Task:
Gather up every line from the entries below that uses the word "famille".

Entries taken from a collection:
══════════
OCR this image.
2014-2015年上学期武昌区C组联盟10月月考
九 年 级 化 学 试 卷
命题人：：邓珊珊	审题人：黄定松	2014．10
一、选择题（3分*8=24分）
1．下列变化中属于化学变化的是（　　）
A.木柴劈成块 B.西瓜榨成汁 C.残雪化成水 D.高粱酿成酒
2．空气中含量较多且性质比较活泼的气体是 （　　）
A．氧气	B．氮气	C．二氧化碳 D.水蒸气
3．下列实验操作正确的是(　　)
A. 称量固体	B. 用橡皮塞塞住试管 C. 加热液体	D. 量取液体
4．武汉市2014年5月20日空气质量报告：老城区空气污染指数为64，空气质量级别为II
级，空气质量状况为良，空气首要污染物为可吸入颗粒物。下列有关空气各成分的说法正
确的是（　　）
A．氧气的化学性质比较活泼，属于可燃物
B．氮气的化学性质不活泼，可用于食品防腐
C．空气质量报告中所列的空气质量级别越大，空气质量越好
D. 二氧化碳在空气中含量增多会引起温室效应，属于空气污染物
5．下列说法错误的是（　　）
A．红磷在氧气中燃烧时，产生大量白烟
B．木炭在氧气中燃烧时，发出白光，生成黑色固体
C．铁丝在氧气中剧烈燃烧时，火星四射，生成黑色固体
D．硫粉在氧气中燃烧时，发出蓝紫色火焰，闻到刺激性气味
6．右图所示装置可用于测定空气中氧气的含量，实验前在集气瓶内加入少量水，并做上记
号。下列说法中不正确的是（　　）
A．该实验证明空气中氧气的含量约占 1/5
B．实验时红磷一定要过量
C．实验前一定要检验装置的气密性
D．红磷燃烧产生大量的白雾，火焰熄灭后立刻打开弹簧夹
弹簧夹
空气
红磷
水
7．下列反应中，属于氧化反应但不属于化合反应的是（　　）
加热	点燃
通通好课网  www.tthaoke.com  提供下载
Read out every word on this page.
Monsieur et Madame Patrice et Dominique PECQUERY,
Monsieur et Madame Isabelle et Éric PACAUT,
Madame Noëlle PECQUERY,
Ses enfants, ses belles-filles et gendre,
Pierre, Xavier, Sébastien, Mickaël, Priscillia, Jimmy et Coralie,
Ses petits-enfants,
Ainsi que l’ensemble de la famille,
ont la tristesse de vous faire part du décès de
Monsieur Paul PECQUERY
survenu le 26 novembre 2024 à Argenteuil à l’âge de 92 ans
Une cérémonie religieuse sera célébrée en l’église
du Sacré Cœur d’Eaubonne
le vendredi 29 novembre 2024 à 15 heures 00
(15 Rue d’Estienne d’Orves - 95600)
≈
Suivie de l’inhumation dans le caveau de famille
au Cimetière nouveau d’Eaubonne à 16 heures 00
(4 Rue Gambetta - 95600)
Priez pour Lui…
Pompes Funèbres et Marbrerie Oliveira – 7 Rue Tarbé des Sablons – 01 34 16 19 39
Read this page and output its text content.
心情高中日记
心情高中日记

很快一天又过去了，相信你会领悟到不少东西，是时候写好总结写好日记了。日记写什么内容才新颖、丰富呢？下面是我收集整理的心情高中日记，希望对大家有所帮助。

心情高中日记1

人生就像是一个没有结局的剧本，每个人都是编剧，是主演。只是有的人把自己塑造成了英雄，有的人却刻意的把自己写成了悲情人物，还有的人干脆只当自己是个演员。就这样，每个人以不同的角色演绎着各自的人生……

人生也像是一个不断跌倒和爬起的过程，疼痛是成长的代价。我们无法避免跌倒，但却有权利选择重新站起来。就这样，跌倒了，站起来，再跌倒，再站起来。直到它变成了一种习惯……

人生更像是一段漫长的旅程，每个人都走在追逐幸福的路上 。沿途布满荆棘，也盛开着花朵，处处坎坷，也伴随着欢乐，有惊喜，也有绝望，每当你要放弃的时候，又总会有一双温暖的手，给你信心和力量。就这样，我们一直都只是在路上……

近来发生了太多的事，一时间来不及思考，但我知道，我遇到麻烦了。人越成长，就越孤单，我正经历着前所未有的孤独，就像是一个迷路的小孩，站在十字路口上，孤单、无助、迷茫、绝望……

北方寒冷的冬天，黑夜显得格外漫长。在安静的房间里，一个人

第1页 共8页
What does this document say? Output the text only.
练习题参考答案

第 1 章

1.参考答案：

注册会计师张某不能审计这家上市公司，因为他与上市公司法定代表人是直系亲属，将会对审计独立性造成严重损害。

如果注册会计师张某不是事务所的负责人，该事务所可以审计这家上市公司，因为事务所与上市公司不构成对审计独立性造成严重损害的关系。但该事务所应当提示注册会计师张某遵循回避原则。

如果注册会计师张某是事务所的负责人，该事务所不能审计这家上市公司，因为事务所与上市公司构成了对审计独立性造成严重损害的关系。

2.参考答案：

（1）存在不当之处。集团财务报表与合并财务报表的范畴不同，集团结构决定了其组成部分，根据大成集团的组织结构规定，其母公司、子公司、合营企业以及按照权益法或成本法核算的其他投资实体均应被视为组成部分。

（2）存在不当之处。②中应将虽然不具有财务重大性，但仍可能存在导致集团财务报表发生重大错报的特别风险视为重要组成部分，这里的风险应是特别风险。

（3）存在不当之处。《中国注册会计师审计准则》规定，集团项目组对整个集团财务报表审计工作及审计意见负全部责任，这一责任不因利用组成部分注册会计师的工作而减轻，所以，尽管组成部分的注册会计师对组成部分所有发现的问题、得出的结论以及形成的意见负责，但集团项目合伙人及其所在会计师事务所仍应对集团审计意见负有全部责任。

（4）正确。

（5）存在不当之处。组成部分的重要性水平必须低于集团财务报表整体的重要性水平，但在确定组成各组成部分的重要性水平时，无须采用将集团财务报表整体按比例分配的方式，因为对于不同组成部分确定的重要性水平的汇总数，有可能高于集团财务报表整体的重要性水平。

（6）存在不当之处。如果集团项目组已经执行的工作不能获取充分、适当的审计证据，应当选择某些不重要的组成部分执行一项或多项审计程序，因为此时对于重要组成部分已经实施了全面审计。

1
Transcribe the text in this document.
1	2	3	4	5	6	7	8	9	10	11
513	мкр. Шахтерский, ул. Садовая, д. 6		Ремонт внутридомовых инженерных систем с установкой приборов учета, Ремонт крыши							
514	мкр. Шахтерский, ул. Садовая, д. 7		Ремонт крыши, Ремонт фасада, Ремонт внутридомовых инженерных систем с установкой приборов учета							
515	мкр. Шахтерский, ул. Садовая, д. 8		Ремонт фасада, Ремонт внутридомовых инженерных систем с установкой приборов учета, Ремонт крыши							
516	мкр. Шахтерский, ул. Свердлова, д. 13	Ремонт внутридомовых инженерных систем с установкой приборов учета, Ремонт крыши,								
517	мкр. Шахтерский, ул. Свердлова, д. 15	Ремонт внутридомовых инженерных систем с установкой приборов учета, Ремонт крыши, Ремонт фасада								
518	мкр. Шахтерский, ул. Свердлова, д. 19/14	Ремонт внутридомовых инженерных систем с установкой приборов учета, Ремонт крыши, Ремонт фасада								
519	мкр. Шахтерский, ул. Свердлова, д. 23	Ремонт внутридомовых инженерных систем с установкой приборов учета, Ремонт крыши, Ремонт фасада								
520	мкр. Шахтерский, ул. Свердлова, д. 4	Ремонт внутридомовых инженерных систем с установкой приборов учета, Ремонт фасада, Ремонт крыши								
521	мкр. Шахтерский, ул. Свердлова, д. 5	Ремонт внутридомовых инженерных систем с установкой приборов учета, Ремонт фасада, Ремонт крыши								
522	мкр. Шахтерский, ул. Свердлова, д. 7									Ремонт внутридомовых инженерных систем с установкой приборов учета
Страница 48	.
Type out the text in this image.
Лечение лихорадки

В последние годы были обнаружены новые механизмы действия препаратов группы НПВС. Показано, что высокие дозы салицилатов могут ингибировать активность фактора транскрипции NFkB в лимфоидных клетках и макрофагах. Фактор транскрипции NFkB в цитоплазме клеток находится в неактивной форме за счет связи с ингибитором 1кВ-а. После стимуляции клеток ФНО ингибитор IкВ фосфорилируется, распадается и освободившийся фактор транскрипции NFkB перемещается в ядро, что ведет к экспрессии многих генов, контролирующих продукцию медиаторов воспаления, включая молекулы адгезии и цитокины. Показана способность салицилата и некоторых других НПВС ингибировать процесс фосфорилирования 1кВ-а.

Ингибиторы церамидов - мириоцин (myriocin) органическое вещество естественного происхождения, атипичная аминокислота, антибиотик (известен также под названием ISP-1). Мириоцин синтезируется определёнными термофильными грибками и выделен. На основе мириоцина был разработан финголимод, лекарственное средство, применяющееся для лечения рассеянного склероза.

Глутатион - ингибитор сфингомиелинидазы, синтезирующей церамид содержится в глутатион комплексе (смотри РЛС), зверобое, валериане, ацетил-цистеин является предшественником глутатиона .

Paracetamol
══════════
Expected output:
Ainsi que l’ensemble de la famille,
Suivie de l’inhumation dans le caveau de famille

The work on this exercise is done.